Given exercise: What lines of the data include the string "this"? Copy them all.

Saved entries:
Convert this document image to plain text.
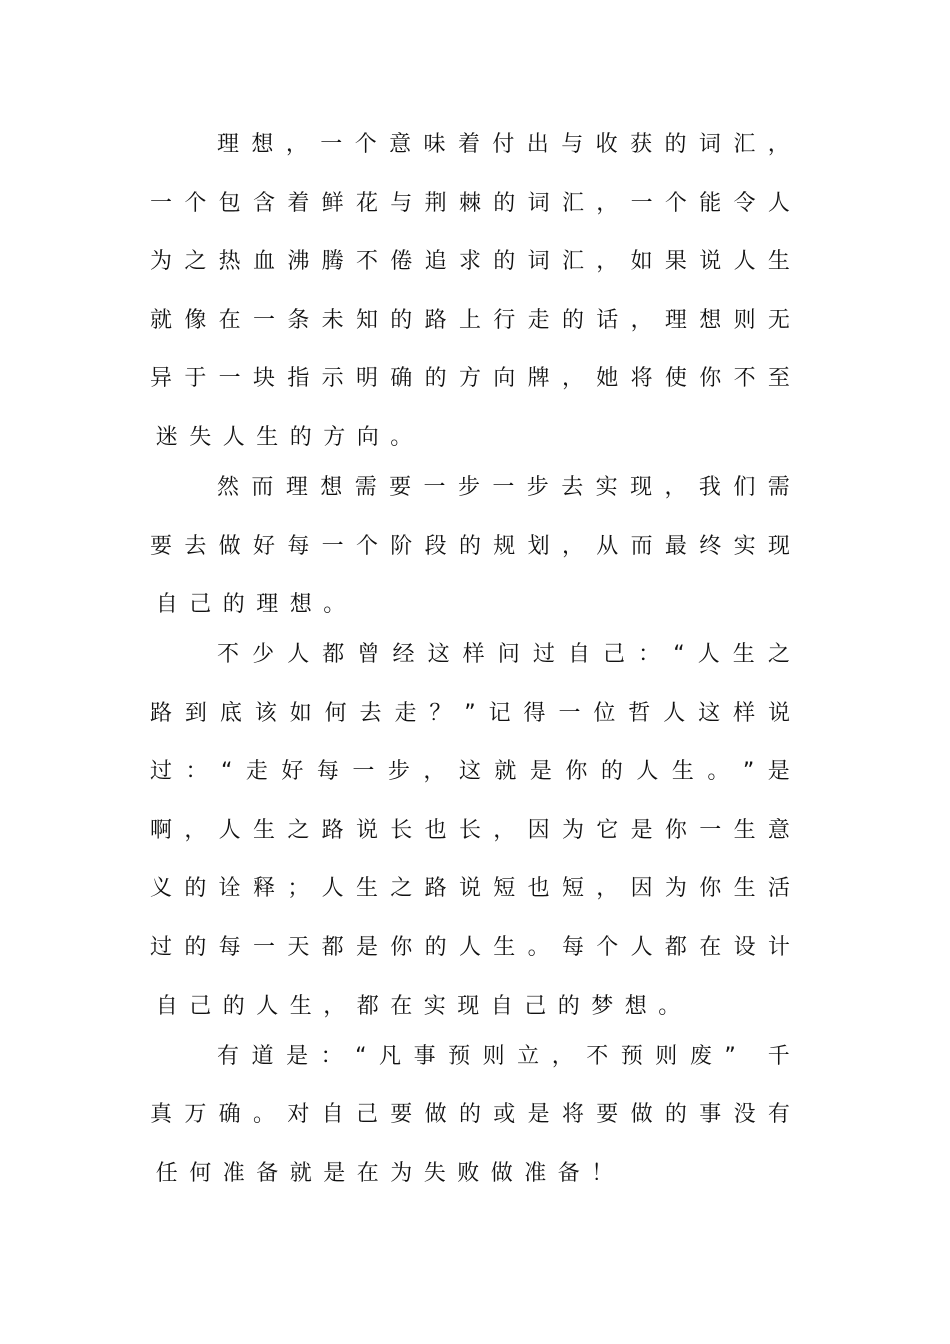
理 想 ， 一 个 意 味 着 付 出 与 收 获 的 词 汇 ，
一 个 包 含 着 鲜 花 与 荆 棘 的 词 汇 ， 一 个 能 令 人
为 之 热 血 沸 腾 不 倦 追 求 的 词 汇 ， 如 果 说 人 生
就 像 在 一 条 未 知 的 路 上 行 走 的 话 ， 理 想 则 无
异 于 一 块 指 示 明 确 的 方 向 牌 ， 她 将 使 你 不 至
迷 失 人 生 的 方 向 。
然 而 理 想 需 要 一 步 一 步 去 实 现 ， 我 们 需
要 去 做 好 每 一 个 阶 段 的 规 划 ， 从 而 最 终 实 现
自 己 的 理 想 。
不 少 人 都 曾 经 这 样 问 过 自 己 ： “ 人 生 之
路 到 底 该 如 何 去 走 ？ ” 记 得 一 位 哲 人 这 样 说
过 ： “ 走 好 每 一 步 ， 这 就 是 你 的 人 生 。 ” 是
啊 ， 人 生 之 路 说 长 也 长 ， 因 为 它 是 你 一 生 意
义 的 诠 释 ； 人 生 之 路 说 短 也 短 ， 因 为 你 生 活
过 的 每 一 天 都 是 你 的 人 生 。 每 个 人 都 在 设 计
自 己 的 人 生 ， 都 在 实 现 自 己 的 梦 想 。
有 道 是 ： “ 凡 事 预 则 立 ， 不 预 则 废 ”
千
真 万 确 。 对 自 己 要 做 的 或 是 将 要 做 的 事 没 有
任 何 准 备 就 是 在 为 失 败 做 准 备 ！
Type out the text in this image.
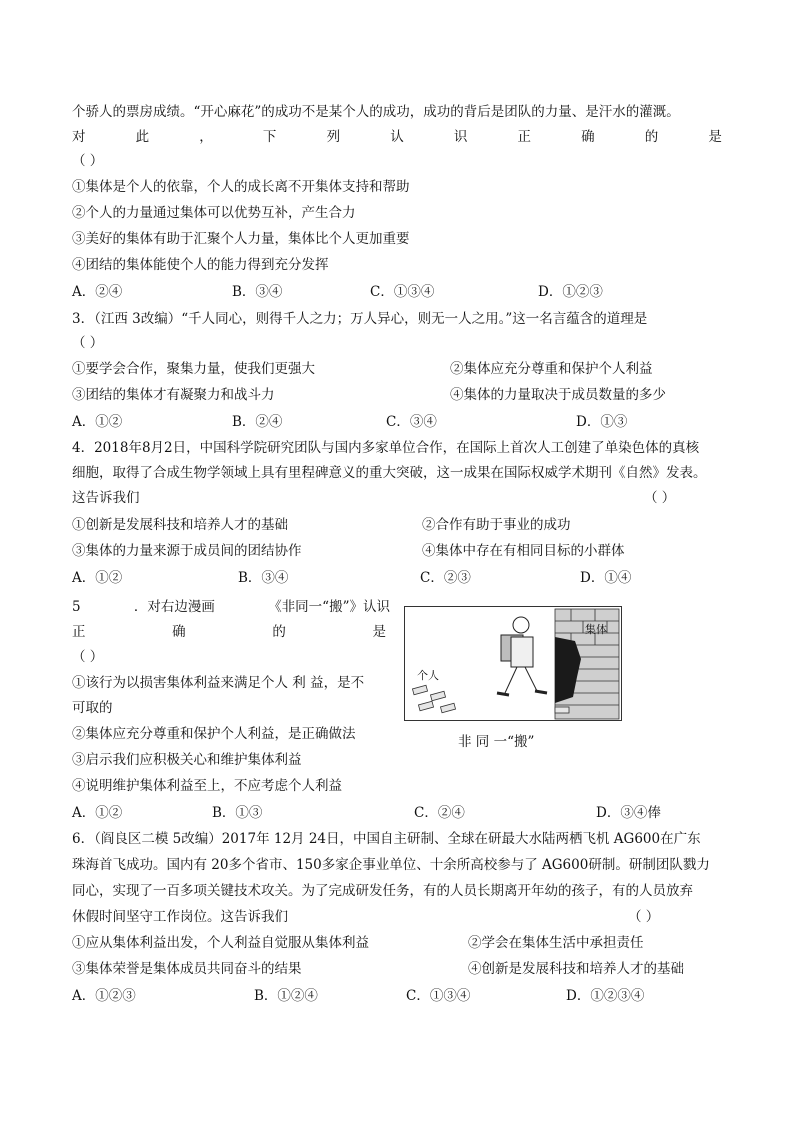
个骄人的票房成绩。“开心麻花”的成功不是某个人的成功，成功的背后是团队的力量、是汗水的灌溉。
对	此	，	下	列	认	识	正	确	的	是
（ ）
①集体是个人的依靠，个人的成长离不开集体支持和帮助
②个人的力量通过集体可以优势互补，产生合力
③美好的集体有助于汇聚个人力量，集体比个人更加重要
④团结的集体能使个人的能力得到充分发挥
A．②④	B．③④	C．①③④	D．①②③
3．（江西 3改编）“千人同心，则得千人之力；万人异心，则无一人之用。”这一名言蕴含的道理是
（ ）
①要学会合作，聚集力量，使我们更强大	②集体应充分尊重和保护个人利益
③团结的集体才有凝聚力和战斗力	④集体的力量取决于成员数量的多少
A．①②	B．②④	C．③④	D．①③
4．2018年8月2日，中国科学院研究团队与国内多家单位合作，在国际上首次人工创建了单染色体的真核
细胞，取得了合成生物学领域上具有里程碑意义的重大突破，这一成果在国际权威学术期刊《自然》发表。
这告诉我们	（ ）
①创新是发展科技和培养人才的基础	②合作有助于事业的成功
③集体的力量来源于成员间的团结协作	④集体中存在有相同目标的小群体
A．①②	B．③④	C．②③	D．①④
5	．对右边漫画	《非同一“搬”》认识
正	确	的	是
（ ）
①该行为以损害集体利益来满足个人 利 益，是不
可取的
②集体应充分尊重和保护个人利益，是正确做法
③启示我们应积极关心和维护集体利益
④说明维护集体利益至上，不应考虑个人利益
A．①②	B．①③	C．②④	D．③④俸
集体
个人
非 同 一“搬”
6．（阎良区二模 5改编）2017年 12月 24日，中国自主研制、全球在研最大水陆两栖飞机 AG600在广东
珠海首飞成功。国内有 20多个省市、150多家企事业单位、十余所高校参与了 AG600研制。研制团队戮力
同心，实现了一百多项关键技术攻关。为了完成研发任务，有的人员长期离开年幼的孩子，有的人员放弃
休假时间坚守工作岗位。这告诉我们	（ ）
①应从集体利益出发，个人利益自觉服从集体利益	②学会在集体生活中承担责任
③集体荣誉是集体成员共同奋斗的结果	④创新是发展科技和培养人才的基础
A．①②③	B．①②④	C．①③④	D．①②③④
...
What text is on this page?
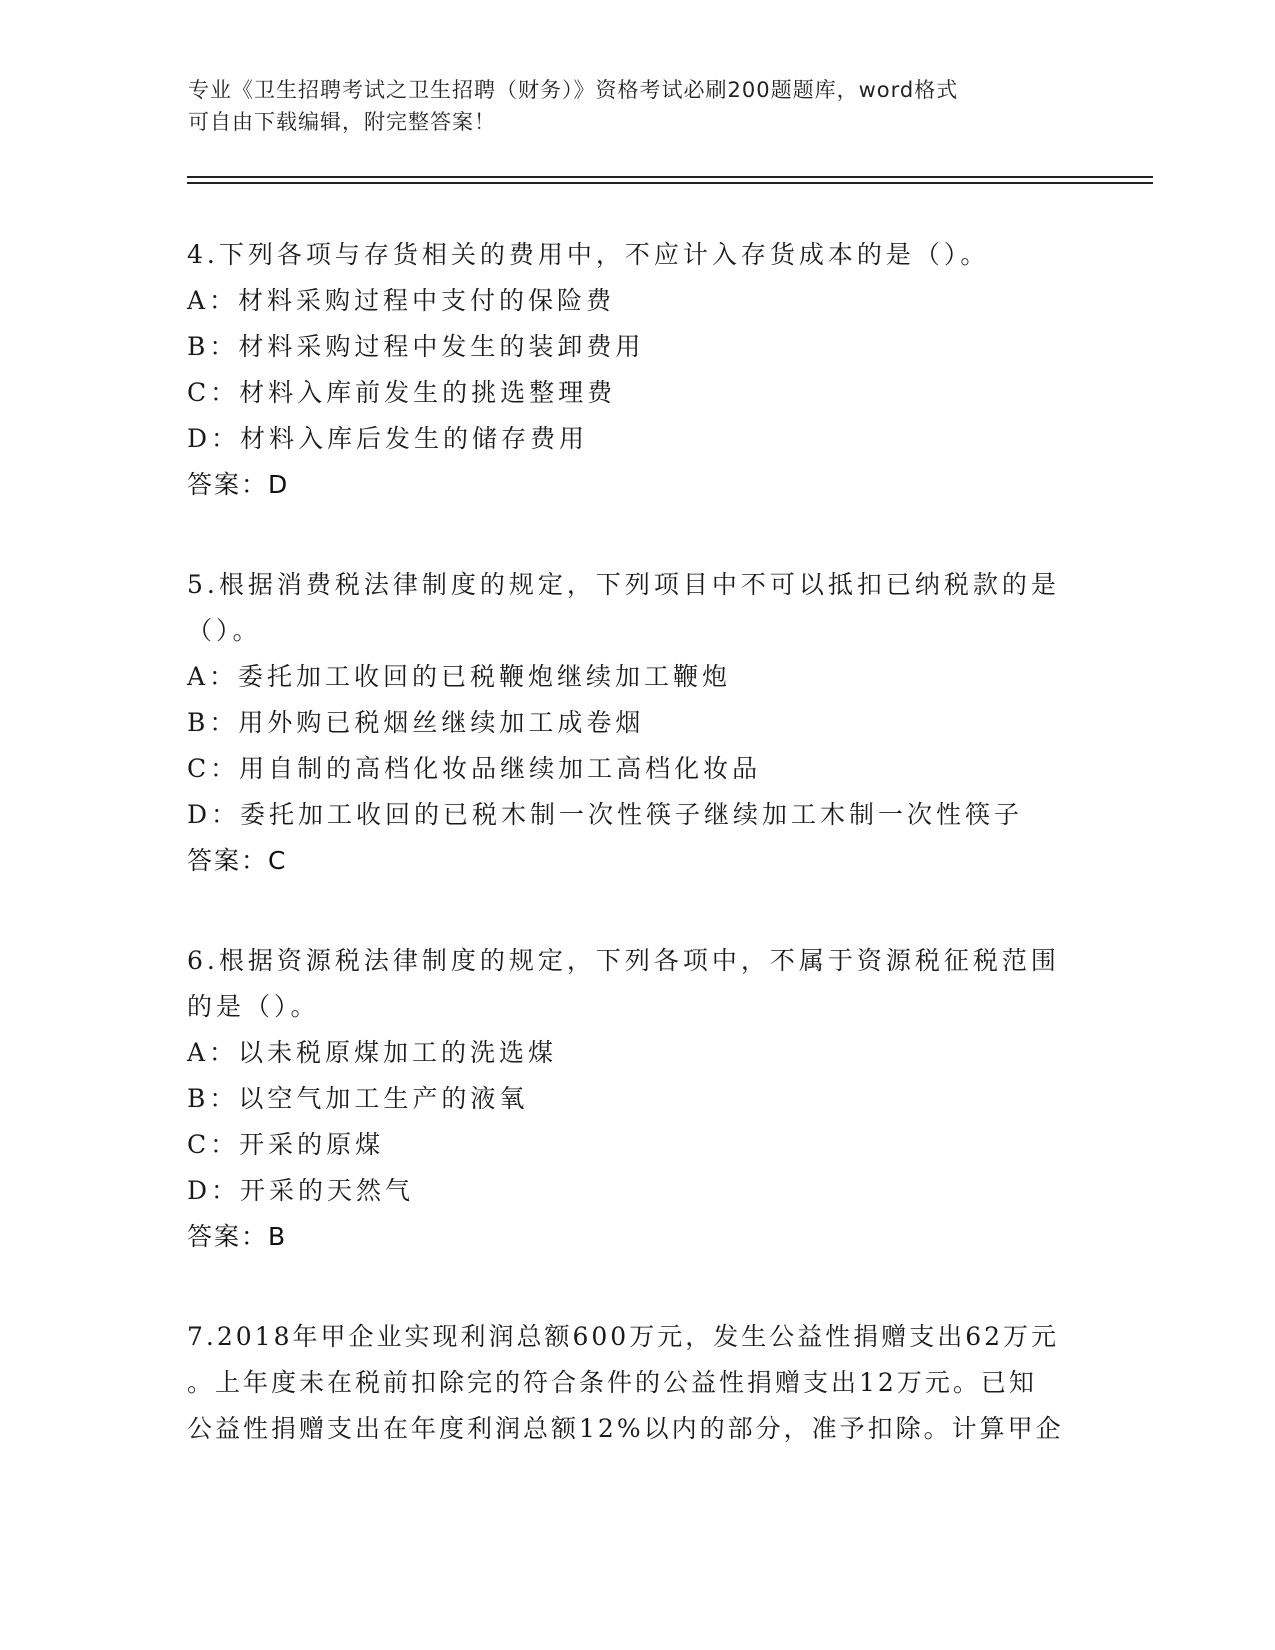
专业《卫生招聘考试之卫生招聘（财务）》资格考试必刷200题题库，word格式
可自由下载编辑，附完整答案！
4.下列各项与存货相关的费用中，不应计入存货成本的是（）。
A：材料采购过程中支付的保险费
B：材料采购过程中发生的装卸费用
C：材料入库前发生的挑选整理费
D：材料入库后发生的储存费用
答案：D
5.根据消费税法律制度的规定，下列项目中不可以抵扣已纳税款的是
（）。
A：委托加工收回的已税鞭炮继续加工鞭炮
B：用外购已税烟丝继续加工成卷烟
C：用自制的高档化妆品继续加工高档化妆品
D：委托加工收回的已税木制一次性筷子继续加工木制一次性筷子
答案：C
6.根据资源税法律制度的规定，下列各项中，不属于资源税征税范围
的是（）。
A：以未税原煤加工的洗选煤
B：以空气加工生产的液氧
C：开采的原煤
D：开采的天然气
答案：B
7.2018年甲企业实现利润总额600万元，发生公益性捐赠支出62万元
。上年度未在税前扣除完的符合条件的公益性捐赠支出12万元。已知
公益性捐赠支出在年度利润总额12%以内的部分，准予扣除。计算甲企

Answer to the problem:
Convert this document image to plain text.
Type out the text in this image.
What text is on this page?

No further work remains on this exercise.